## MATERIAL PROVIDED
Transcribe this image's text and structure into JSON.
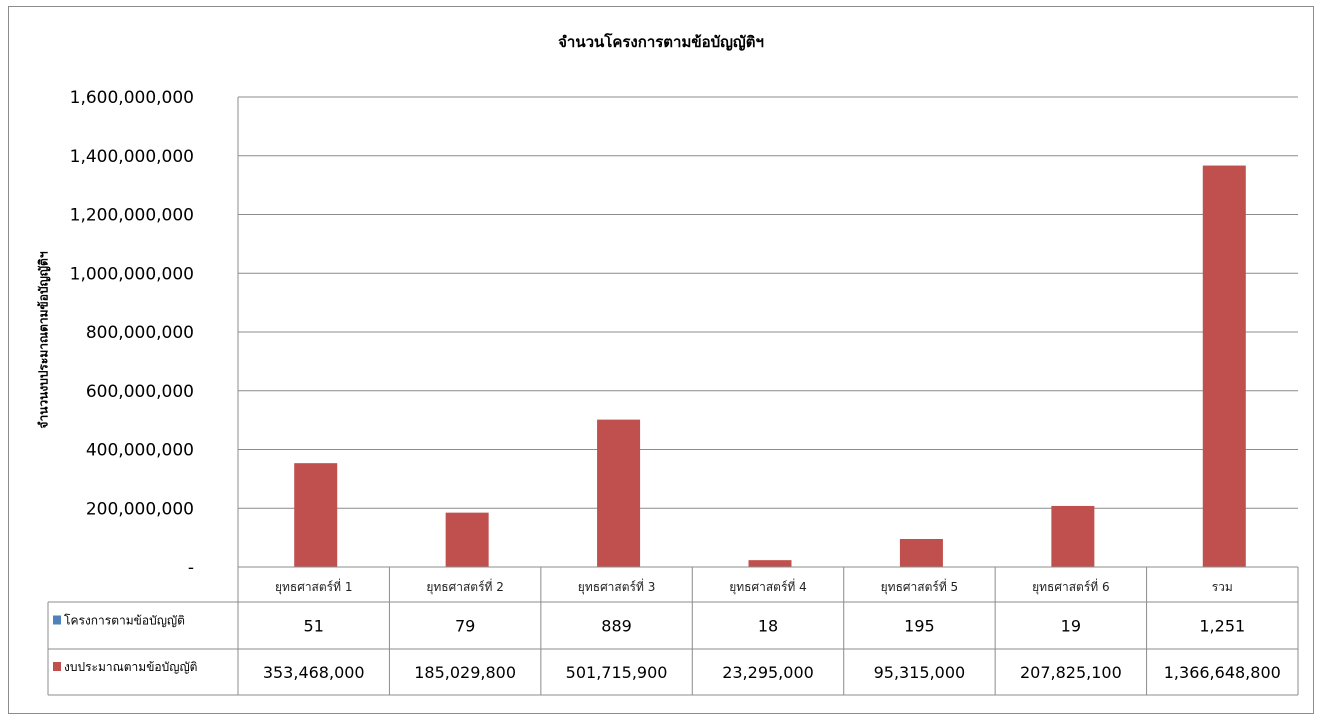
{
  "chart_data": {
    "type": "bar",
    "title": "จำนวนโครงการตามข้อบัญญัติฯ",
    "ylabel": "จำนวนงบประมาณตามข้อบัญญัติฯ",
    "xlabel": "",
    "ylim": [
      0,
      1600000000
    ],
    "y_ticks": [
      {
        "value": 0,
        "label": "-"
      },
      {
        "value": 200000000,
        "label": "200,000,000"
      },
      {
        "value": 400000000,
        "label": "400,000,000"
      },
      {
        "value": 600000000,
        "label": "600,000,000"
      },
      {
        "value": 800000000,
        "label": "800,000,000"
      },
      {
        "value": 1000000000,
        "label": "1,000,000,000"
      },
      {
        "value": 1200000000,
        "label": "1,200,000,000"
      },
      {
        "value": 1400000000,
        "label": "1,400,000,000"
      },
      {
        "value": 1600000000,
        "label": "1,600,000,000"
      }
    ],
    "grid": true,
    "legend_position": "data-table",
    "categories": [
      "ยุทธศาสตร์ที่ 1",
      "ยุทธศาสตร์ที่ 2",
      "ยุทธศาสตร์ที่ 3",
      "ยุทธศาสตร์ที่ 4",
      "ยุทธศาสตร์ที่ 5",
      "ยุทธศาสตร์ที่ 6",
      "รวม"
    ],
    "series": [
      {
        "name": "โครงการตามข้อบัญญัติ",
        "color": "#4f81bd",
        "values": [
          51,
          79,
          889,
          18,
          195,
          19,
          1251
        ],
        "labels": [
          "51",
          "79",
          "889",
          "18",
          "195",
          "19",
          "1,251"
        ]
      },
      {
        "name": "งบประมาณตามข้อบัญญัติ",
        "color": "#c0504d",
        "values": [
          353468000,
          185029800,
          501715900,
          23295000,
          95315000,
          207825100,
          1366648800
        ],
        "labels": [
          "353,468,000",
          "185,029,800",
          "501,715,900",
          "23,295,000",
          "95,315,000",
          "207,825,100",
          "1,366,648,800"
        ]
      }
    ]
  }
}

## GOAL OF THE EXERCISE
Ignore the images and quote every line of the listing exactly.

## EXPECTED ANSWER
Transcribe this image's text and structure into JSON.
{
  "chart_data": {
    "type": "bar",
    "title": "จำนวนโครงการตามข้อบัญญัติฯ",
    "ylabel": "จำนวนงบประมาณตามข้อบัญญัติฯ",
    "xlabel": "",
    "ylim": [
      0,
      1600000000
    ],
    "y_ticks": [
      {
        "value": 0,
        "label": "-"
      },
      {
        "value": 200000000,
        "label": "200,000,000"
      },
      {
        "value": 400000000,
        "label": "400,000,000"
      },
      {
        "value": 600000000,
        "label": "600,000,000"
      },
      {
        "value": 800000000,
        "label": "800,000,000"
      },
      {
        "value": 1000000000,
        "label": "1,000,000,000"
      },
      {
        "value": 1200000000,
        "label": "1,200,000,000"
      },
      {
        "value": 1400000000,
        "label": "1,400,000,000"
      },
      {
        "value": 1600000000,
        "label": "1,600,000,000"
      }
    ],
    "grid": true,
    "legend_position": "data-table",
    "categories": [
      "ยุทธศาสตร์ที่ 1",
      "ยุทธศาสตร์ที่ 2",
      "ยุทธศาสตร์ที่ 3",
      "ยุทธศาสตร์ที่ 4",
      "ยุทธศาสตร์ที่ 5",
      "ยุทธศาสตร์ที่ 6",
      "รวม"
    ],
    "series": [
      {
        "name": "โครงการตามข้อบัญญัติ",
        "color": "#4f81bd",
        "values": [
          51,
          79,
          889,
          18,
          195,
          19,
          1251
        ],
        "labels": [
          "51",
          "79",
          "889",
          "18",
          "195",
          "19",
          "1,251"
        ]
      },
      {
        "name": "งบประมาณตามข้อบัญญัติ",
        "color": "#c0504d",
        "values": [
          353468000,
          185029800,
          501715900,
          23295000,
          95315000,
          207825100,
          1366648800
        ],
        "labels": [
          "353,468,000",
          "185,029,800",
          "501,715,900",
          "23,295,000",
          "95,315,000",
          "207,825,100",
          "1,366,648,800"
        ]
      }
    ]
  }
}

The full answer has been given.